■ WHAT IS REQUIRED: Give the listing again exactly, omitting its images.

■ DATA ROWS:
● ● ●

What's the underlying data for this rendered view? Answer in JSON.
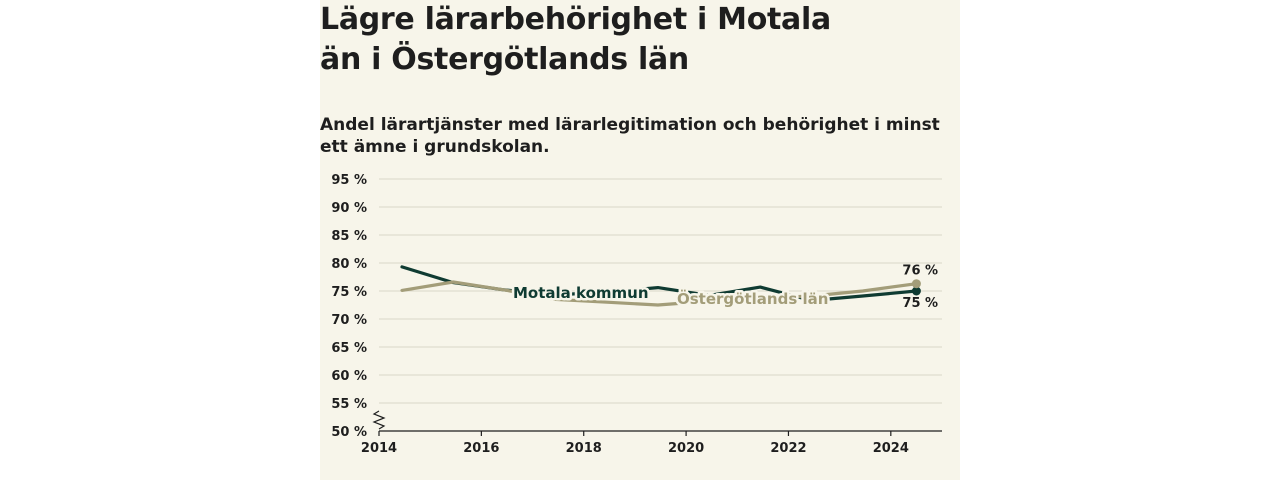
{
  "title": "Lägre lärarbehörighet i Motala än i Östergötlands län",
  "subtitle": "Andel lärartjänster med lärarlegitimation och behörighet i minst ett ämne i grundskolan.",
  "colors": {
    "background": "#f7f5ea",
    "motala": "#0f3b32",
    "ostergotland": "#a39d79",
    "grid": "#d9d6c8",
    "axis": "#1e1e1e"
  },
  "chart_data": {
    "type": "line",
    "ylim": [
      50,
      95
    ],
    "xlim": [
      2014,
      2025
    ],
    "y_ticks": [
      50,
      55,
      60,
      65,
      70,
      75,
      80,
      85,
      90,
      95
    ],
    "y_tick_labels": [
      "50 %",
      "55 %",
      "60 %",
      "65 %",
      "70 %",
      "75 %",
      "80 %",
      "85 %",
      "90 %",
      "95 %"
    ],
    "x_ticks": [
      2014,
      2016,
      2018,
      2020,
      2022,
      2024
    ],
    "x_tick_labels": [
      "2014",
      "2016",
      "2018",
      "2020",
      "2022",
      "2024"
    ],
    "axis_break": true,
    "grid": true,
    "series": [
      {
        "name": "Motala kommun",
        "color": "#0f3b32",
        "x": [
          2014.45,
          2015.45,
          2016.45,
          2017.45,
          2018.45,
          2019.45,
          2020.45,
          2021.45,
          2022.45,
          2023.45,
          2024.5
        ],
        "y": [
          79.3,
          76.5,
          75.2,
          74.3,
          74.8,
          75.6,
          74.2,
          75.7,
          73.3,
          74.1,
          75.0
        ],
        "end_label": "75 %"
      },
      {
        "name": "Östergötlands län",
        "color": "#a39d79",
        "x": [
          2014.45,
          2015.45,
          2016.45,
          2017.45,
          2018.45,
          2019.45,
          2020.45,
          2021.45,
          2022.45,
          2023.45,
          2024.5
        ],
        "y": [
          75.1,
          76.6,
          75.2,
          73.5,
          73.0,
          72.5,
          73.2,
          73.7,
          74.1,
          75.0,
          76.3
        ],
        "end_label": "76 %"
      }
    ]
  }
}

● ● ●

■ FULL SOLUTION:
What's the underlying data for this rendered view? Answer in JSON.
{
  "title": "Lägre lärarbehörighet i Motala än i Östergötlands län",
  "subtitle": "Andel lärartjänster med lärarlegitimation och behörighet i minst ett ämne i grundskolan.",
  "colors": {
    "background": "#f7f5ea",
    "motala": "#0f3b32",
    "ostergotland": "#a39d79",
    "grid": "#d9d6c8",
    "axis": "#1e1e1e"
  },
  "chart_data": {
    "type": "line",
    "ylim": [
      50,
      95
    ],
    "xlim": [
      2014,
      2025
    ],
    "y_ticks": [
      50,
      55,
      60,
      65,
      70,
      75,
      80,
      85,
      90,
      95
    ],
    "y_tick_labels": [
      "50 %",
      "55 %",
      "60 %",
      "65 %",
      "70 %",
      "75 %",
      "80 %",
      "85 %",
      "90 %",
      "95 %"
    ],
    "x_ticks": [
      2014,
      2016,
      2018,
      2020,
      2022,
      2024
    ],
    "x_tick_labels": [
      "2014",
      "2016",
      "2018",
      "2020",
      "2022",
      "2024"
    ],
    "axis_break": true,
    "grid": true,
    "series": [
      {
        "name": "Motala kommun",
        "color": "#0f3b32",
        "x": [
          2014.45,
          2015.45,
          2016.45,
          2017.45,
          2018.45,
          2019.45,
          2020.45,
          2021.45,
          2022.45,
          2023.45,
          2024.5
        ],
        "y": [
          79.3,
          76.5,
          75.2,
          74.3,
          74.8,
          75.6,
          74.2,
          75.7,
          73.3,
          74.1,
          75.0
        ],
        "end_label": "75 %"
      },
      {
        "name": "Östergötlands län",
        "color": "#a39d79",
        "x": [
          2014.45,
          2015.45,
          2016.45,
          2017.45,
          2018.45,
          2019.45,
          2020.45,
          2021.45,
          2022.45,
          2023.45,
          2024.5
        ],
        "y": [
          75.1,
          76.6,
          75.2,
          73.5,
          73.0,
          72.5,
          73.2,
          73.7,
          74.1,
          75.0,
          76.3
        ],
        "end_label": "76 %"
      }
    ]
  }
}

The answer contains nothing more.